··· The input ···

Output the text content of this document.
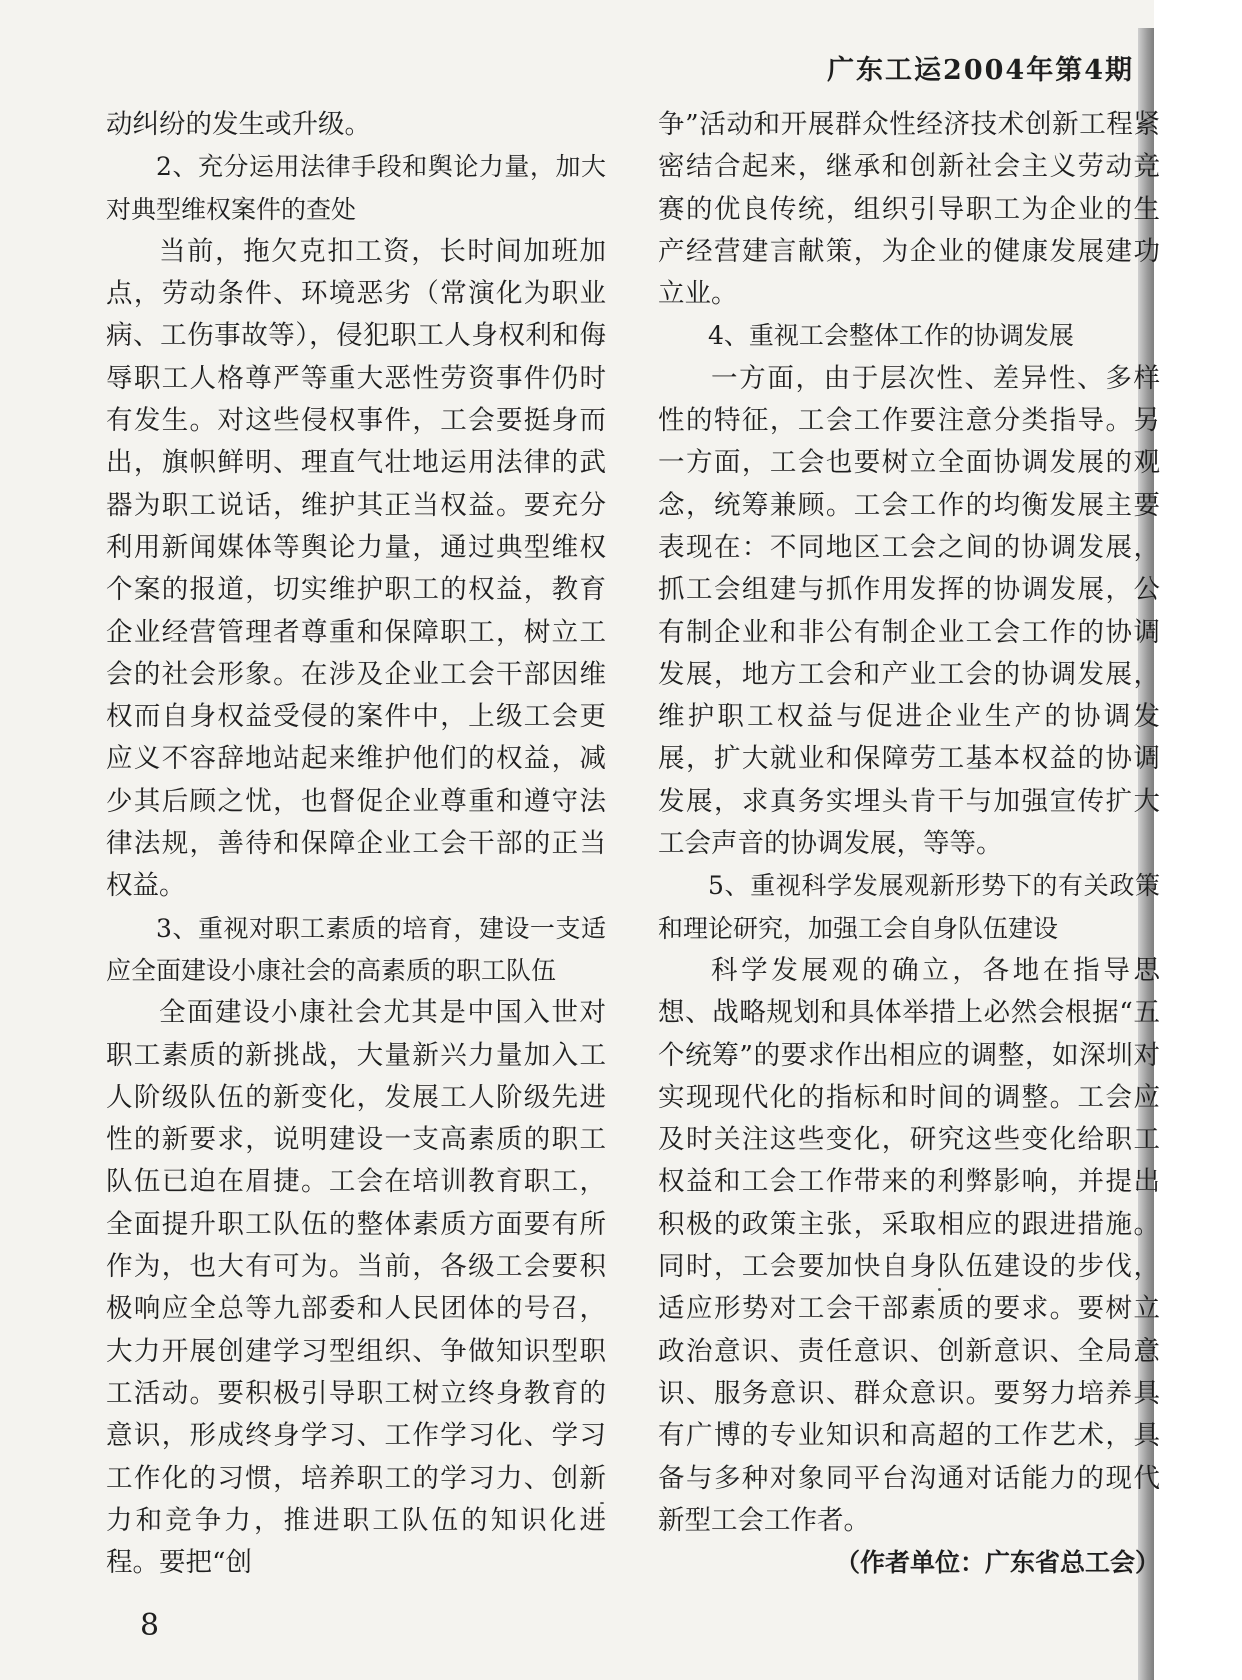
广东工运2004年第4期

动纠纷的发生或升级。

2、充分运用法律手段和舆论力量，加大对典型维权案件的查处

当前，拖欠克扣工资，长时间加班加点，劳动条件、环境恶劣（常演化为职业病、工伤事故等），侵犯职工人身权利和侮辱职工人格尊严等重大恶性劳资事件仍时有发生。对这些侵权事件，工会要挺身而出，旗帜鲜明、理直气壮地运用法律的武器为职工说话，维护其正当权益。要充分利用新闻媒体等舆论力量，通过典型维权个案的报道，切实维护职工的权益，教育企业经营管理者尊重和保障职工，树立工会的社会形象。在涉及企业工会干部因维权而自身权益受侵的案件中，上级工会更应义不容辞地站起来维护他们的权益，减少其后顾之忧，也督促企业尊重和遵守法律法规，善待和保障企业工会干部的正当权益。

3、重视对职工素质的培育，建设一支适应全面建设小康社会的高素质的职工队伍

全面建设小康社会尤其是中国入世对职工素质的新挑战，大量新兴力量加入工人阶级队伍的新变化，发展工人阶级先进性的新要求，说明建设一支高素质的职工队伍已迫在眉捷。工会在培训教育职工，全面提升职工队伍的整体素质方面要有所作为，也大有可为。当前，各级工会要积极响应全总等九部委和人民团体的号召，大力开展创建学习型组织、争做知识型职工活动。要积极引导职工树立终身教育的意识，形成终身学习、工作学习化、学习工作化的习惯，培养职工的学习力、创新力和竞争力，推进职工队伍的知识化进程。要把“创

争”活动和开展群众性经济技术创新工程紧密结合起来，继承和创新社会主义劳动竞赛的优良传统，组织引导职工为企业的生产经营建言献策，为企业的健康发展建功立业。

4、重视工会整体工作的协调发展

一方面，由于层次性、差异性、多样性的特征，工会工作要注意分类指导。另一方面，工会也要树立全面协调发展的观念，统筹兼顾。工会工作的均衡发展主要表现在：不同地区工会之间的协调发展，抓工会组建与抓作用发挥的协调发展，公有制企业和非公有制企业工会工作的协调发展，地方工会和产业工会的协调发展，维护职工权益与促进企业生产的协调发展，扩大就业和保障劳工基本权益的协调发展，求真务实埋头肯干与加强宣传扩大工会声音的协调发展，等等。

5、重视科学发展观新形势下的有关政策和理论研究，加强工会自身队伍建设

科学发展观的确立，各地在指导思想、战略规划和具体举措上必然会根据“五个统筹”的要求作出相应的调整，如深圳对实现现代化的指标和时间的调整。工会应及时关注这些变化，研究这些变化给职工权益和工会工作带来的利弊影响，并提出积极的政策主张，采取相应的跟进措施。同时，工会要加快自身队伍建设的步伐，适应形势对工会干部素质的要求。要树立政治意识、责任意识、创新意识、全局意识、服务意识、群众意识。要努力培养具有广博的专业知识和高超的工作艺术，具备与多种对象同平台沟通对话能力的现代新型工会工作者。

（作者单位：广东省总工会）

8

···
··· The input ···

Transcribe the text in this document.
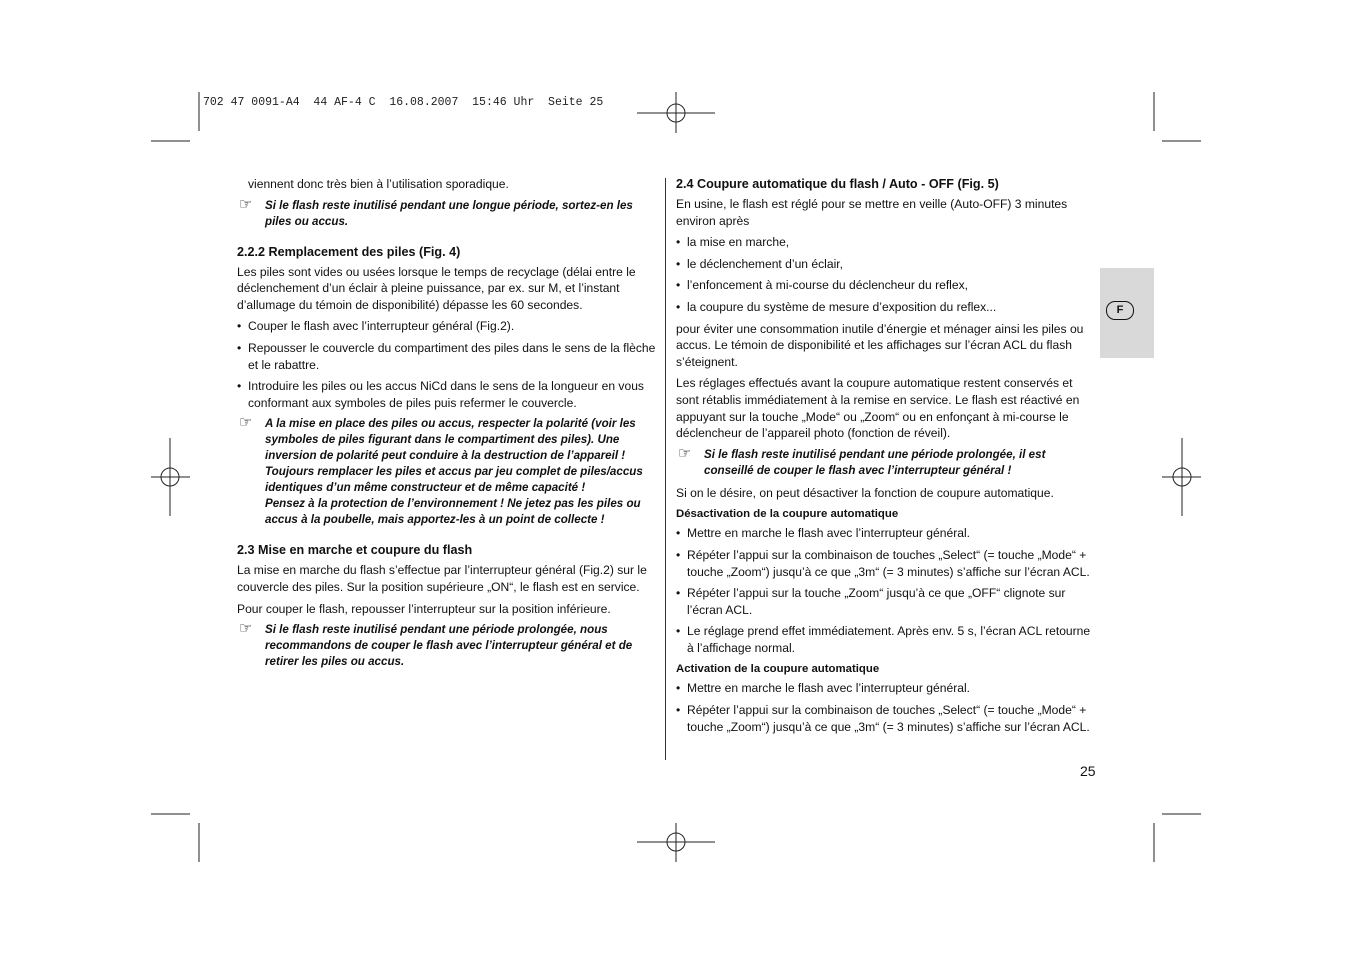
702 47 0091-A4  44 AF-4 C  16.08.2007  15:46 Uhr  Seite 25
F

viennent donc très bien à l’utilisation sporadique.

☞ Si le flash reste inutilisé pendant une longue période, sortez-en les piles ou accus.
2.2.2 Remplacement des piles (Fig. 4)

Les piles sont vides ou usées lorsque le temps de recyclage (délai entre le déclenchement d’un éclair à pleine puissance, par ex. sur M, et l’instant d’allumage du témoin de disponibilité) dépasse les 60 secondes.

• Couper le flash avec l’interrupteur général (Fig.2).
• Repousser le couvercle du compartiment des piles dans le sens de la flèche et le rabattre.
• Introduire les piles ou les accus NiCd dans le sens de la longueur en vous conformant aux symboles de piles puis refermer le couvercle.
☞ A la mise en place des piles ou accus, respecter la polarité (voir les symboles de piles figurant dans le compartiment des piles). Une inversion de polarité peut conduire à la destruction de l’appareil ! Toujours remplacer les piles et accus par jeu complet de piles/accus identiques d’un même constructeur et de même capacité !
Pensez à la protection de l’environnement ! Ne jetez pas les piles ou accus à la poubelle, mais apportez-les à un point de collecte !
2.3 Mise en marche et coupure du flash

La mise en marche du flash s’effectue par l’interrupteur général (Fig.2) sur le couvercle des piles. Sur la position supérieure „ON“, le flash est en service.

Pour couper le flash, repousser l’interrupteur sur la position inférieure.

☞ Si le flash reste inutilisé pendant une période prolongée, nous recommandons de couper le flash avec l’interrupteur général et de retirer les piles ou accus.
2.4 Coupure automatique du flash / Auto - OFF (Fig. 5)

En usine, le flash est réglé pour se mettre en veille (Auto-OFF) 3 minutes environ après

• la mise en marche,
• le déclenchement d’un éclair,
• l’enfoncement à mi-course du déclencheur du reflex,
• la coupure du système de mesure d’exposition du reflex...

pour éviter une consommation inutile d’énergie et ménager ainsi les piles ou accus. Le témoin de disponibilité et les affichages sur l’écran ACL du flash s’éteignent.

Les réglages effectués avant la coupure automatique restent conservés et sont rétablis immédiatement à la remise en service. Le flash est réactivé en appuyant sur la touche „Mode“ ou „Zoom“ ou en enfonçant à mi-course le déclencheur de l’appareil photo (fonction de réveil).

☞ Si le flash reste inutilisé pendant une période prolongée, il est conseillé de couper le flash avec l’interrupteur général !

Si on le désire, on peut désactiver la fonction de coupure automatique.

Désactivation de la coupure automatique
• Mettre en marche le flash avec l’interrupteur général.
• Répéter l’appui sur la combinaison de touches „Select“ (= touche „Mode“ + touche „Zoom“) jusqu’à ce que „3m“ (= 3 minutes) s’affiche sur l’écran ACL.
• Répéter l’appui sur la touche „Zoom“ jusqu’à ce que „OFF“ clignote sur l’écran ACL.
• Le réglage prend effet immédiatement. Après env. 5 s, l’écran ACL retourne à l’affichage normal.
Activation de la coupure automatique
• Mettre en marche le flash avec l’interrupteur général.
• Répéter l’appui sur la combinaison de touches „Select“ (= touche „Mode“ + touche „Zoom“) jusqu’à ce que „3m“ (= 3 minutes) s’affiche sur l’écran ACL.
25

···

Stated goal:
Pick out each line in the material containing "peut".

Result of the task:
☞ A la mise en place des piles ou accus, respecter la polarité (voir les symboles de piles figurant dans le compartiment des piles). Une inversion de polarité peut conduire à la destruction de l’appareil ! Toujours remplacer les piles et accus par jeu complet de piles/accus identiques d’un même constructeur et de même capacité !
Si on le désire, on peut désactiver la fonction de coupure automatique.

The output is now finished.